The data below is to be returned in full and exactly.
begin MATERIAL FOR THIS EXERCISE
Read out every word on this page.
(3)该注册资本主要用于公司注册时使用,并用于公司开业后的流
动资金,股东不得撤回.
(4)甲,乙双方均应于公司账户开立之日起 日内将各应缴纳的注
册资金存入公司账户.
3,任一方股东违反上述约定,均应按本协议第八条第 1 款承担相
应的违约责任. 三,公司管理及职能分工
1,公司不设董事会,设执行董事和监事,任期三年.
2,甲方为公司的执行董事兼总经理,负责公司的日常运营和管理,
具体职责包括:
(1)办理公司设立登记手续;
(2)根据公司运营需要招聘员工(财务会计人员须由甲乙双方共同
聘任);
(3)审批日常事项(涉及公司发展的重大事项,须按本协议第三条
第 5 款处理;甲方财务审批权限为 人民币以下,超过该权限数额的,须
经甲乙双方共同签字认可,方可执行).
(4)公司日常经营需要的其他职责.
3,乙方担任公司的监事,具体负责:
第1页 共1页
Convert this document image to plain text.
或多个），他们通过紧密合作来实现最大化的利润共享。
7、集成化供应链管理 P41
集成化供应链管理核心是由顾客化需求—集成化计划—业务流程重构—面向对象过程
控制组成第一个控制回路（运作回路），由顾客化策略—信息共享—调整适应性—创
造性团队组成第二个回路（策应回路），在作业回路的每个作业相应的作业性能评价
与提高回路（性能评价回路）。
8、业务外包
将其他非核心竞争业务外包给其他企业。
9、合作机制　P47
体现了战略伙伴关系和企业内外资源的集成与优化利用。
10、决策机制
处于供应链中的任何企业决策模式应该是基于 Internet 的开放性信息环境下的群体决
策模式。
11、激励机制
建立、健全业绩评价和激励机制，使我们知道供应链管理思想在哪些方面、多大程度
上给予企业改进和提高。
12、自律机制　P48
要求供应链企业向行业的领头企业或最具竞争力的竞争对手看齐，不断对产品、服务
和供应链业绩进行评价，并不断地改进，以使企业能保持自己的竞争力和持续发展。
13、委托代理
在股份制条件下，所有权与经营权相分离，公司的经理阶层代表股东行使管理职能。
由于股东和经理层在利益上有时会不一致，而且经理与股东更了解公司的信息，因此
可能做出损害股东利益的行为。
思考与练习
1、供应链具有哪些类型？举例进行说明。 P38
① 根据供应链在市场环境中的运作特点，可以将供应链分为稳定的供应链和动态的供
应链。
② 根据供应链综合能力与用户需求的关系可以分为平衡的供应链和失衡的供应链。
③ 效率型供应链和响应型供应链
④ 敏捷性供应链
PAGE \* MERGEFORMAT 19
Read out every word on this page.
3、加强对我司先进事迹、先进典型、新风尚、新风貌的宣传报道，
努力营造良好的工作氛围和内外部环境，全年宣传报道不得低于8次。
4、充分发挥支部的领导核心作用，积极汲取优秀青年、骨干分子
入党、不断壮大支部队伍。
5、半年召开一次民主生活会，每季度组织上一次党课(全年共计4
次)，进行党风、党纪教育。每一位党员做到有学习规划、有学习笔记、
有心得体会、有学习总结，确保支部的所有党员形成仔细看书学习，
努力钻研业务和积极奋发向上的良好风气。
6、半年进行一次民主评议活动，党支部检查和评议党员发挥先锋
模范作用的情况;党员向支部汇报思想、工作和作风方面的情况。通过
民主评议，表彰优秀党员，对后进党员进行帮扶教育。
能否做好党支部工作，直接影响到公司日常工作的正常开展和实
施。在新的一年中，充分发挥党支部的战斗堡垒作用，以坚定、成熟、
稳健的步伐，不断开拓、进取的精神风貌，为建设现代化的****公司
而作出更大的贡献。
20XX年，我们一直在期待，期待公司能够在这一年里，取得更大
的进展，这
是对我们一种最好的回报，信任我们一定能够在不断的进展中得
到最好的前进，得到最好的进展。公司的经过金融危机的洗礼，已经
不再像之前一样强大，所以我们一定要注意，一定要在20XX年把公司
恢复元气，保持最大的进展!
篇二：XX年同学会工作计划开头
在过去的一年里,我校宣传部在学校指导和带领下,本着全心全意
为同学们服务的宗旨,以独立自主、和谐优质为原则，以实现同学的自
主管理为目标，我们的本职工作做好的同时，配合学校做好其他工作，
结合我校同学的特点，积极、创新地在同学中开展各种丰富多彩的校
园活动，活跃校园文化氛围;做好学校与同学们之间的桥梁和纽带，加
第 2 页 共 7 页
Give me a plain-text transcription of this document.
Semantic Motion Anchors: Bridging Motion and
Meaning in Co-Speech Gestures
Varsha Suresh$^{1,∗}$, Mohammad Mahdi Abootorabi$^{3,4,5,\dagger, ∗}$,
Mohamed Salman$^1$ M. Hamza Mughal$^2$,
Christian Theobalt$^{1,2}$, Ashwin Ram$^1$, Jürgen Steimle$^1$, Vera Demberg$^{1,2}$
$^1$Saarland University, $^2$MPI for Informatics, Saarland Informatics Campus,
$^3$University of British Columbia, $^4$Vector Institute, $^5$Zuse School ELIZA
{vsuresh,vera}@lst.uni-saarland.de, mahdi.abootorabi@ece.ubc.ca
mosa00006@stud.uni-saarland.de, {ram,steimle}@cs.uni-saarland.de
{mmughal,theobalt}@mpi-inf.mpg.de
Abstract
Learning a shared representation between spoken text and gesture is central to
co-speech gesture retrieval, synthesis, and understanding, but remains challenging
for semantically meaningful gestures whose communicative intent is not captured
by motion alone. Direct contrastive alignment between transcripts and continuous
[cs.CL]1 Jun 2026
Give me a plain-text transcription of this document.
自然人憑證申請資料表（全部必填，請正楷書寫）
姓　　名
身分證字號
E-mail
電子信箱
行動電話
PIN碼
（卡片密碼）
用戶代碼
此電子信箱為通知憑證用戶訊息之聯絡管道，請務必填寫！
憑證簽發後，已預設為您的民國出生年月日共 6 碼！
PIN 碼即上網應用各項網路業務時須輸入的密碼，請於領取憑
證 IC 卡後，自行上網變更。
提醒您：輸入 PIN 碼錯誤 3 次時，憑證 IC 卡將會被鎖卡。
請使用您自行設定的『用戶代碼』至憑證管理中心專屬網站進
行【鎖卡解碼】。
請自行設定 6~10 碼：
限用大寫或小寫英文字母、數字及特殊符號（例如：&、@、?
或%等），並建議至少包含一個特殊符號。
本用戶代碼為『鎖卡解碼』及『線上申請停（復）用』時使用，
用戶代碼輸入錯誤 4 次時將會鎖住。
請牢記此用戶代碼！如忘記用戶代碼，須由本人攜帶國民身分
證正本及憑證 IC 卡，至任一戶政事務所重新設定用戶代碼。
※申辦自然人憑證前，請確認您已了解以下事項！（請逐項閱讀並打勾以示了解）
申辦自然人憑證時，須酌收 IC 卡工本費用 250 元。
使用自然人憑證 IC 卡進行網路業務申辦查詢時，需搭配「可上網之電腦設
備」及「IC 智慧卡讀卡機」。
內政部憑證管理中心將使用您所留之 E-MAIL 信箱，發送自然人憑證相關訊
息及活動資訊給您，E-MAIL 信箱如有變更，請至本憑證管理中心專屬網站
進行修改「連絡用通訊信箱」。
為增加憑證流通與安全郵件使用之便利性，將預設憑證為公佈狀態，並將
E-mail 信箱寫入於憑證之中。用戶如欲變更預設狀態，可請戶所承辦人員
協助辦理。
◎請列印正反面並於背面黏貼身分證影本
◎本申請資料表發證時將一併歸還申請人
end MATERIAL FOR THIS EXERCISE
§ TASK SOLUTION
Read out every word on this page.
(3)该注册资本主要用于公司注册时使用,并用于公司开业后的流
动资金,股东不得撤回.
(4)甲,乙双方均应于公司账户开立之日起 日内将各应缴纳的注
册资金存入公司账户.
3,任一方股东违反上述约定,均应按本协议第八条第 1 款承担相
应的违约责任. 三,公司管理及职能分工
1,公司不设董事会,设执行董事和监事,任期三年.
2,甲方为公司的执行董事兼总经理,负责公司的日常运营和管理,
具体职责包括:
(1)办理公司设立登记手续;
(2)根据公司运营需要招聘员工(财务会计人员须由甲乙双方共同
聘任);
(3)审批日常事项(涉及公司发展的重大事项,须按本协议第三条
第 5 款处理;甲方财务审批权限为 人民币以下,超过该权限数额的,须
经甲乙双方共同签字认可,方可执行).
(4)公司日常经营需要的其他职责.
3,乙方担任公司的监事,具体负责:
第1页 共1页
Convert this document image to plain text.
或多个），他们通过紧密合作来实现最大化的利润共享。
7、集成化供应链管理 P41
集成化供应链管理核心是由顾客化需求—集成化计划—业务流程重构—面向对象过程
控制组成第一个控制回路（运作回路），由顾客化策略—信息共享—调整适应性—创
造性团队组成第二个回路（策应回路），在作业回路的每个作业相应的作业性能评价
与提高回路（性能评价回路）。
8、业务外包
将其他非核心竞争业务外包给其他企业。
9、合作机制　P47
体现了战略伙伴关系和企业内外资源的集成与优化利用。
10、决策机制
处于供应链中的任何企业决策模式应该是基于 Internet 的开放性信息环境下的群体决
策模式。
11、激励机制
建立、健全业绩评价和激励机制，使我们知道供应链管理思想在哪些方面、多大程度
上给予企业改进和提高。
12、自律机制　P48
要求供应链企业向行业的领头企业或最具竞争力的竞争对手看齐，不断对产品、服务
和供应链业绩进行评价，并不断地改进，以使企业能保持自己的竞争力和持续发展。
13、委托代理
在股份制条件下，所有权与经营权相分离，公司的经理阶层代表股东行使管理职能。
由于股东和经理层在利益上有时会不一致，而且经理与股东更了解公司的信息，因此
可能做出损害股东利益的行为。
思考与练习
1、供应链具有哪些类型？举例进行说明。 P38
① 根据供应链在市场环境中的运作特点，可以将供应链分为稳定的供应链和动态的供
应链。
② 根据供应链综合能力与用户需求的关系可以分为平衡的供应链和失衡的供应链。
③ 效率型供应链和响应型供应链
④ 敏捷性供应链
PAGE \* MERGEFORMAT 19
Read out every word on this page.
3、加强对我司先进事迹、先进典型、新风尚、新风貌的宣传报道，
努力营造良好的工作氛围和内外部环境，全年宣传报道不得低于8次。
4、充分发挥支部的领导核心作用，积极汲取优秀青年、骨干分子
入党、不断壮大支部队伍。
5、半年召开一次民主生活会，每季度组织上一次党课(全年共计4
次)，进行党风、党纪教育。每一位党员做到有学习规划、有学习笔记、
有心得体会、有学习总结，确保支部的所有党员形成仔细看书学习，
努力钻研业务和积极奋发向上的良好风气。
6、半年进行一次民主评议活动，党支部检查和评议党员发挥先锋
模范作用的情况;党员向支部汇报思想、工作和作风方面的情况。通过
民主评议，表彰优秀党员，对后进党员进行帮扶教育。
能否做好党支部工作，直接影响到公司日常工作的正常开展和实
施。在新的一年中，充分发挥党支部的战斗堡垒作用，以坚定、成熟、
稳健的步伐，不断开拓、进取的精神风貌，为建设现代化的****公司
而作出更大的贡献。
20XX年，我们一直在期待，期待公司能够在这一年里，取得更大
的进展，这
是对我们一种最好的回报，信任我们一定能够在不断的进展中得
到最好的前进，得到最好的进展。公司的经过金融危机的洗礼，已经
不再像之前一样强大，所以我们一定要注意，一定要在20XX年把公司
恢复元气，保持最大的进展!
篇二：XX年同学会工作计划开头
在过去的一年里,我校宣传部在学校指导和带领下,本着全心全意
为同学们服务的宗旨,以独立自主、和谐优质为原则，以实现同学的自
主管理为目标，我们的本职工作做好的同时，配合学校做好其他工作，
结合我校同学的特点，积极、创新地在同学中开展各种丰富多彩的校
园活动，活跃校园文化氛围;做好学校与同学们之间的桥梁和纽带，加
第 2 页 共 7 页
Give me a plain-text transcription of this document.
Semantic Motion Anchors: Bridging Motion and
Meaning in Co-Speech Gestures
Varsha Suresh$^{1,∗}$, Mohammad Mahdi Abootorabi$^{3,4,5,\dagger, ∗}$,
Mohamed Salman$^1$ M. Hamza Mughal$^2$,
Christian Theobalt$^{1,2}$, Ashwin Ram$^1$, Jürgen Steimle$^1$, Vera Demberg$^{1,2}$
$^1$Saarland University, $^2$MPI for Informatics, Saarland Informatics Campus,
$^3$University of British Columbia, $^4$Vector Institute, $^5$Zuse School ELIZA
{vsuresh,vera}@lst.uni-saarland.de, mahdi.abootorabi@ece.ubc.ca
mosa00006@stud.uni-saarland.de, {ram,steimle}@cs.uni-saarland.de
{mmughal,theobalt}@mpi-inf.mpg.de
Abstract
Learning a shared representation between spoken text and gesture is central to
co-speech gesture retrieval, synthesis, and understanding, but remains challenging
for semantically meaningful gestures whose communicative intent is not captured
by motion alone. Direct contrastive alignment between transcripts and continuous
[cs.CL]1 Jun 2026
Give me a plain-text transcription of this document.
自然人憑證申請資料表（全部必填，請正楷書寫）
姓　　名
身分證字號
E-mail
電子信箱
行動電話
PIN碼
（卡片密碼）
用戶代碼
此電子信箱為通知憑證用戶訊息之聯絡管道，請務必填寫！
憑證簽發後，已預設為您的民國出生年月日共 6 碼！
PIN 碼即上網應用各項網路業務時須輸入的密碼，請於領取憑
證 IC 卡後，自行上網變更。
提醒您：輸入 PIN 碼錯誤 3 次時，憑證 IC 卡將會被鎖卡。
請使用您自行設定的『用戶代碼』至憑證管理中心專屬網站進
行【鎖卡解碼】。
請自行設定 6~10 碼：
限用大寫或小寫英文字母、數字及特殊符號（例如：&、@、?
或%等），並建議至少包含一個特殊符號。
本用戶代碼為『鎖卡解碼』及『線上申請停（復）用』時使用，
用戶代碼輸入錯誤 4 次時將會鎖住。
請牢記此用戶代碼！如忘記用戶代碼，須由本人攜帶國民身分
證正本及憑證 IC 卡，至任一戶政事務所重新設定用戶代碼。
※申辦自然人憑證前，請確認您已了解以下事項！（請逐項閱讀並打勾以示了解）
申辦自然人憑證時，須酌收 IC 卡工本費用 250 元。
使用自然人憑證 IC 卡進行網路業務申辦查詢時，需搭配「可上網之電腦設
備」及「IC 智慧卡讀卡機」。
內政部憑證管理中心將使用您所留之 E-MAIL 信箱，發送自然人憑證相關訊
息及活動資訊給您，E-MAIL 信箱如有變更，請至本憑證管理中心專屬網站
進行修改「連絡用通訊信箱」。
為增加憑證流通與安全郵件使用之便利性，將預設憑證為公佈狀態，並將
E-mail 信箱寫入於憑證之中。用戶如欲變更預設狀態，可請戶所承辦人員
協助辦理。
◎請列印正反面並於背面黏貼身分證影本
◎本申請資料表發證時將一併歸還申請人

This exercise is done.